Repeat the listing that follows, character for character, minus the pictures.

* BEGIN *

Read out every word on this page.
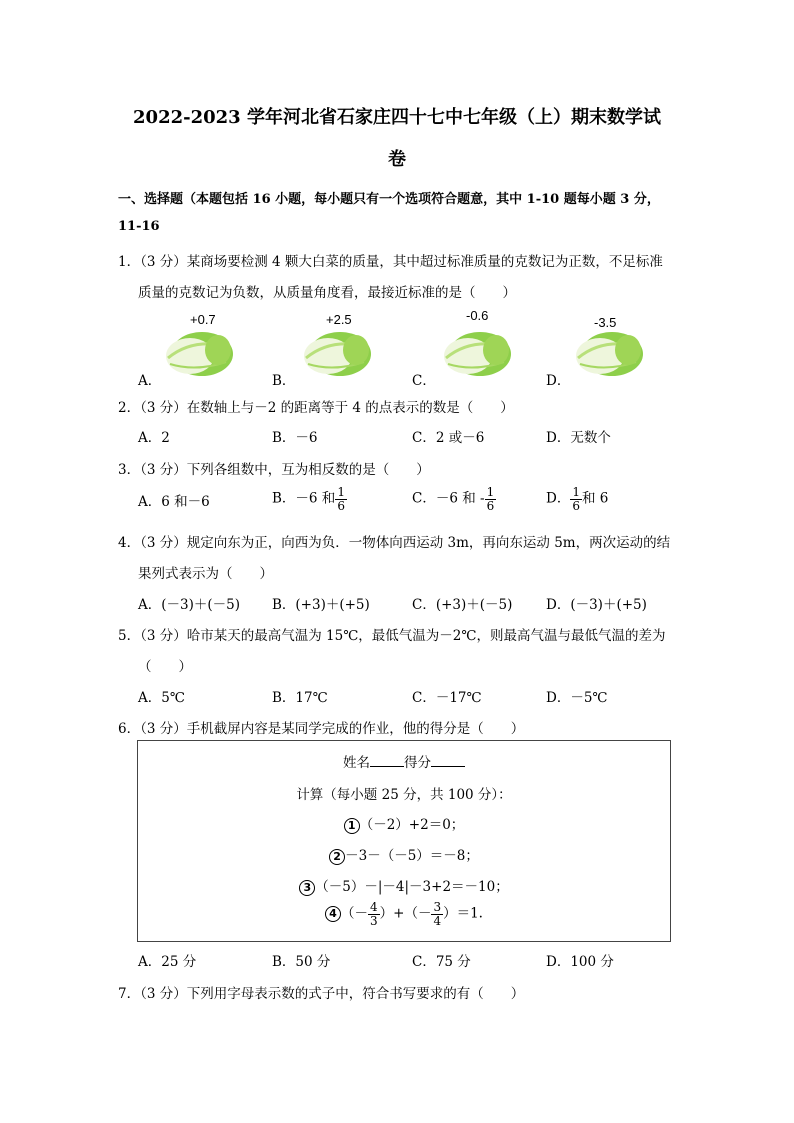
2022-2023 学年河北省石家庄四十七中七年级（上）期末数学试
卷
一、选择题（本题包括 16 小题，每小题只有一个选项符合题意，其中 1-10 题每小题 3 分，
11-16
1．（3 分）某商场要检测 4 颗大白菜的质量，其中超过标准质量的克数记为正数，不足标准
质量的克数记为负数，从质量角度看，最接近标准的是（　　）
+0.7	+2.5	-0.6	-3.5
A．	B．	C．	D．
2．（3 分）在数轴上与－2 的距离等于 4 的点表示的数是（　　）
A．2	B．－6	C．2 或－6	D．无数个
3．（3 分）下列各组数中，互为相反数的是（　　）
A．6 和－6	B．－6 和 $\frac{1}{6}$	C．－6 和 - $\frac{1}{6}$	D． $\frac{1}{6}$ 和 6
4．（3 分）规定向东为正，向西为负．一物体向西运动 3m，再向东运动 5m，两次运动的结
果列式表示为（　　）
A．(－3)＋(－5) B．(+3)＋(+5)	C．(+3)＋(－5) D．(－3)＋(+5)
5．（3 分）哈市某天的最高气温为 15℃，最低气温为－2℃，则最高气温与最低气温的差为
（　　）
A．5℃	B．17℃	C．－17℃	D．－5℃
6．（3 分）手机截屏内容是某同学完成的作业，他的得分是（　　）
姓名	得分
计算（每小题 25 分，共 100 分）：
1 （－2）+2＝0；
2 －3－（－5）＝－8；
3 （－5）－|－4|－3+2＝－10；
4 （－ $\frac{4}{3}$ ）+（－ $\frac{3}{4} )=1$.
A．25 分	B．50 分	C．75 分	D．100 分
7．（3 分）下列用字母表示数的式子中，符合书写要求的有（　　）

* END *

▸ **ANSWER FOR THE TASK**:
Read out every word on this page.
2022-2023 学年河北省石家庄四十七中七年级（上）期末数学试
卷
一、选择题（本题包括 16 小题，每小题只有一个选项符合题意，其中 1-10 题每小题 3 分，
11-16
1．（3 分）某商场要检测 4 颗大白菜的质量，其中超过标准质量的克数记为正数，不足标准
质量的克数记为负数，从质量角度看，最接近标准的是（　　）
+0.7	+2.5	-0.6	-3.5
A．	B．	C．	D．
2．（3 分）在数轴上与－2 的距离等于 4 的点表示的数是（　　）
A．2	B．－6	C．2 或－6	D．无数个
3．（3 分）下列各组数中，互为相反数的是（　　）
A．6 和－6	B．－6 和 $\frac{1}{6}$	C．－6 和 - $\frac{1}{6}$	D． $\frac{1}{6}$ 和 6
4．（3 分）规定向东为正，向西为负．一物体向西运动 3m，再向东运动 5m，两次运动的结
果列式表示为（　　）
A．(－3)＋(－5) B．(+3)＋(+5)	C．(+3)＋(－5) D．(－3)＋(+5)
5．（3 分）哈市某天的最高气温为 15℃，最低气温为－2℃，则最高气温与最低气温的差为
（　　）
A．5℃	B．17℃	C．－17℃	D．－5℃
6．（3 分）手机截屏内容是某同学完成的作业，他的得分是（　　）
姓名	得分
计算（每小题 25 分，共 100 分）：
1 （－2）+2＝0；
2 －3－（－5）＝－8；
3 （－5）－|－4|－3+2＝－10；
4 （－ $\frac{4}{3}$ ）+（－ $\frac{3}{4} )=1$.
A．25 分	B．50 分	C．75 分	D．100 分
7．（3 分）下列用字母表示数的式子中，符合书写要求的有（　　）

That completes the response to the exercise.